**What you should do:**
Nothing should be left out: output all of the entries exactly.

**Material provided:**

★ ★ ★ ★ ★

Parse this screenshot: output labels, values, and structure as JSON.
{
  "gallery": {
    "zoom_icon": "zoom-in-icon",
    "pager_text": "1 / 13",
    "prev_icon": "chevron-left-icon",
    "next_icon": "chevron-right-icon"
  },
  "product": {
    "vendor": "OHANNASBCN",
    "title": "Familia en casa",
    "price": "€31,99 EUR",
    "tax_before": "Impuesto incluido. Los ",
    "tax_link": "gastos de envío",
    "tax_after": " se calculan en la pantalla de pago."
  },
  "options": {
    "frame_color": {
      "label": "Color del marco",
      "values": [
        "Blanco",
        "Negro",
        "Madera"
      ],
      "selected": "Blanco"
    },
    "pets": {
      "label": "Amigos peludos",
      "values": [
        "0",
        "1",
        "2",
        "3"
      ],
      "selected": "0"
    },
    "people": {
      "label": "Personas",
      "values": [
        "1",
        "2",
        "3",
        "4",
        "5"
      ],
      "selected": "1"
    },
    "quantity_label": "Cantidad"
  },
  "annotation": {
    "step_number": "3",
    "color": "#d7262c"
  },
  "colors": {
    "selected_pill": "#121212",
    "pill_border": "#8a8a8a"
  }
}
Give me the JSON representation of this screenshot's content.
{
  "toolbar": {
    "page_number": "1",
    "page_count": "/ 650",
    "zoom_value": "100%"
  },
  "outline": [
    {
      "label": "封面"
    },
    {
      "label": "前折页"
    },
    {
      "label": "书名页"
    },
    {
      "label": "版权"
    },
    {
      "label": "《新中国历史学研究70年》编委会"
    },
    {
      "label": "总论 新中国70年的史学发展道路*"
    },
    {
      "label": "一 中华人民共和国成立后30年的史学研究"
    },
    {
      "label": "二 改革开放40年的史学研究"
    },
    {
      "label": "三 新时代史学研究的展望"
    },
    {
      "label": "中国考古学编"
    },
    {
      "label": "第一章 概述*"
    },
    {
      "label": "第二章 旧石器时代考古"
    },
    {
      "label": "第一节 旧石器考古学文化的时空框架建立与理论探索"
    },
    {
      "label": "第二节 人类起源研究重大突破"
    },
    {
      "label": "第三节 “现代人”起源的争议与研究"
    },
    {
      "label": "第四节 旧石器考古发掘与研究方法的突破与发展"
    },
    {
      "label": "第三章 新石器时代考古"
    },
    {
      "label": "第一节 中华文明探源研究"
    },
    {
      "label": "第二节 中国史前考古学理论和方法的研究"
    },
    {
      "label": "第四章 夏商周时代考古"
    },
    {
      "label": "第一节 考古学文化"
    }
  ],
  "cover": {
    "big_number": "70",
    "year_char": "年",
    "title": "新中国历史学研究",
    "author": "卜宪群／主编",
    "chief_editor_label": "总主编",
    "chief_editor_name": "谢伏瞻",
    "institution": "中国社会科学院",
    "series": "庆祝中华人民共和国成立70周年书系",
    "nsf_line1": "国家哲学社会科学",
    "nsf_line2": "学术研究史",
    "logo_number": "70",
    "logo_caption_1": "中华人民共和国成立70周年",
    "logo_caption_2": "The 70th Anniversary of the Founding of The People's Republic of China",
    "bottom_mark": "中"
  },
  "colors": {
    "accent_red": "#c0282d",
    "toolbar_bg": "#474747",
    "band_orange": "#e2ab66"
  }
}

★ ★ ★ ★ ★

**Task output:**
Parse this screenshot: output labels, values, and structure as JSON.
{
  "gallery": {
    "zoom_icon": "zoom-in-icon",
    "pager_text": "1 / 13",
    "prev_icon": "chevron-left-icon",
    "next_icon": "chevron-right-icon"
  },
  "product": {
    "vendor": "OHANNASBCN",
    "title": "Familia en casa",
    "price": "€31,99 EUR",
    "tax_before": "Impuesto incluido. Los ",
    "tax_link": "gastos de envío",
    "tax_after": " se calculan en la pantalla de pago."
  },
  "options": {
    "frame_color": {
      "label": "Color del marco",
      "values": [
        "Blanco",
        "Negro",
        "Madera"
      ],
      "selected": "Blanco"
    },
    "pets": {
      "label": "Amigos peludos",
      "values": [
        "0",
        "1",
        "2",
        "3"
      ],
      "selected": "0"
    },
    "people": {
      "label": "Personas",
      "values": [
        "1",
        "2",
        "3",
        "4",
        "5"
      ],
      "selected": "1"
    },
    "quantity_label": "Cantidad"
  },
  "annotation": {
    "step_number": "3",
    "color": "#d7262c"
  },
  "colors": {
    "selected_pill": "#121212",
    "pill_border": "#8a8a8a"
  }
}
Give me the JSON representation of this screenshot's content.
{
  "toolbar": {
    "page_number": "1",
    "page_count": "/ 650",
    "zoom_value": "100%"
  },
  "outline": [
    {
      "label": "封面"
    },
    {
      "label": "前折页"
    },
    {
      "label": "书名页"
    },
    {
      "label": "版权"
    },
    {
      "label": "《新中国历史学研究70年》编委会"
    },
    {
      "label": "总论 新中国70年的史学发展道路*"
    },
    {
      "label": "一 中华人民共和国成立后30年的史学研究"
    },
    {
      "label": "二 改革开放40年的史学研究"
    },
    {
      "label": "三 新时代史学研究的展望"
    },
    {
      "label": "中国考古学编"
    },
    {
      "label": "第一章 概述*"
    },
    {
      "label": "第二章 旧石器时代考古"
    },
    {
      "label": "第一节 旧石器考古学文化的时空框架建立与理论探索"
    },
    {
      "label": "第二节 人类起源研究重大突破"
    },
    {
      "label": "第三节 “现代人”起源的争议与研究"
    },
    {
      "label": "第四节 旧石器考古发掘与研究方法的突破与发展"
    },
    {
      "label": "第三章 新石器时代考古"
    },
    {
      "label": "第一节 中华文明探源研究"
    },
    {
      "label": "第二节 中国史前考古学理论和方法的研究"
    },
    {
      "label": "第四章 夏商周时代考古"
    },
    {
      "label": "第一节 考古学文化"
    }
  ],
  "cover": {
    "big_number": "70",
    "year_char": "年",
    "title": "新中国历史学研究",
    "author": "卜宪群／主编",
    "chief_editor_label": "总主编",
    "chief_editor_name": "谢伏瞻",
    "institution": "中国社会科学院",
    "series": "庆祝中华人民共和国成立70周年书系",
    "nsf_line1": "国家哲学社会科学",
    "nsf_line2": "学术研究史",
    "logo_number": "70",
    "logo_caption_1": "中华人民共和国成立70周年",
    "logo_caption_2": "The 70th Anniversary of the Founding of The People's Republic of China",
    "bottom_mark": "中"
  },
  "colors": {
    "accent_red": "#c0282d",
    "toolbar_bg": "#474747",
    "band_orange": "#e2ab66"
  }
}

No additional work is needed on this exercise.